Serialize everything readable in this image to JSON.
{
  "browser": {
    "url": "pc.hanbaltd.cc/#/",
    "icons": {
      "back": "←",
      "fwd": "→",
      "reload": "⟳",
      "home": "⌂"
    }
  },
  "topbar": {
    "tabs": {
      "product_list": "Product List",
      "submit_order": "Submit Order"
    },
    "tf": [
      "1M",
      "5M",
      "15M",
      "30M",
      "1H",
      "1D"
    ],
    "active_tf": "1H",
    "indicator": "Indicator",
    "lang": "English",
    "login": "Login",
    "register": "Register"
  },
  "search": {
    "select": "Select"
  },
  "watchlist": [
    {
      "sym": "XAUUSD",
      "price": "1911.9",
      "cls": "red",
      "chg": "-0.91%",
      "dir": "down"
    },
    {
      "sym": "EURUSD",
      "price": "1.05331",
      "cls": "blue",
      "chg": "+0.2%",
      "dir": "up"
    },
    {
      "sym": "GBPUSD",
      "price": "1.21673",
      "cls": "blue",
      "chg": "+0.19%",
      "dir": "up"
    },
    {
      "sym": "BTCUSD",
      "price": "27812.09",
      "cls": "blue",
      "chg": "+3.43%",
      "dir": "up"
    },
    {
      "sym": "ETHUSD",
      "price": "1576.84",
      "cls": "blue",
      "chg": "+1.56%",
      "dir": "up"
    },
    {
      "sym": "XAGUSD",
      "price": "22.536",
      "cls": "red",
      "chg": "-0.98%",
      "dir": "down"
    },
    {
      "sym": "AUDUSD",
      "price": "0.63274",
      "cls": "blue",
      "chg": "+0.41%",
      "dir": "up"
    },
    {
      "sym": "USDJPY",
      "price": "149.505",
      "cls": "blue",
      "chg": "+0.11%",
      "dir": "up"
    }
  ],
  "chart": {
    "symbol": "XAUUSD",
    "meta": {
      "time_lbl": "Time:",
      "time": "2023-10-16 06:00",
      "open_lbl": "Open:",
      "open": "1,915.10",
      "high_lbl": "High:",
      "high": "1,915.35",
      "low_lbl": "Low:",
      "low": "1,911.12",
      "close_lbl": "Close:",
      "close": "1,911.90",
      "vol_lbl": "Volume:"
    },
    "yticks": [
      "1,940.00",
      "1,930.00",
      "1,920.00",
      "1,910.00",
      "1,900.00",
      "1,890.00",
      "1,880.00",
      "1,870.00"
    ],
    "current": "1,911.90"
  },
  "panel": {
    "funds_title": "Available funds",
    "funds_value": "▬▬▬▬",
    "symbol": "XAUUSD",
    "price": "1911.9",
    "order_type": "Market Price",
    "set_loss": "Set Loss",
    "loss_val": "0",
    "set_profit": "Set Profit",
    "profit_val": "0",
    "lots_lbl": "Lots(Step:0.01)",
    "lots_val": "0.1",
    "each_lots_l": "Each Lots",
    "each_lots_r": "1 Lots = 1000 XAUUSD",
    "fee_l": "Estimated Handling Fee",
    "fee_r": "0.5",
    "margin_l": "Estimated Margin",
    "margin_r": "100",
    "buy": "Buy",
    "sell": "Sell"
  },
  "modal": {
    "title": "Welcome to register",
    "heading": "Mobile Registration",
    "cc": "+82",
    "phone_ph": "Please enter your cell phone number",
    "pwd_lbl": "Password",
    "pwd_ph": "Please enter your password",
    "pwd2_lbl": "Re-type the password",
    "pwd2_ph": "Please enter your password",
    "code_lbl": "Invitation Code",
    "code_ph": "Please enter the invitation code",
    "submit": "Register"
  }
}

*Objective*. Look above for lines with the word "enter" and copy them all.

*Completed task*.
    "phone_ph": "Please enter your cell phone number",
    "pwd_ph": "Please enter your password",
    "pwd2_ph": "Please enter your password",
    "code_ph": "Please enter the invitation code",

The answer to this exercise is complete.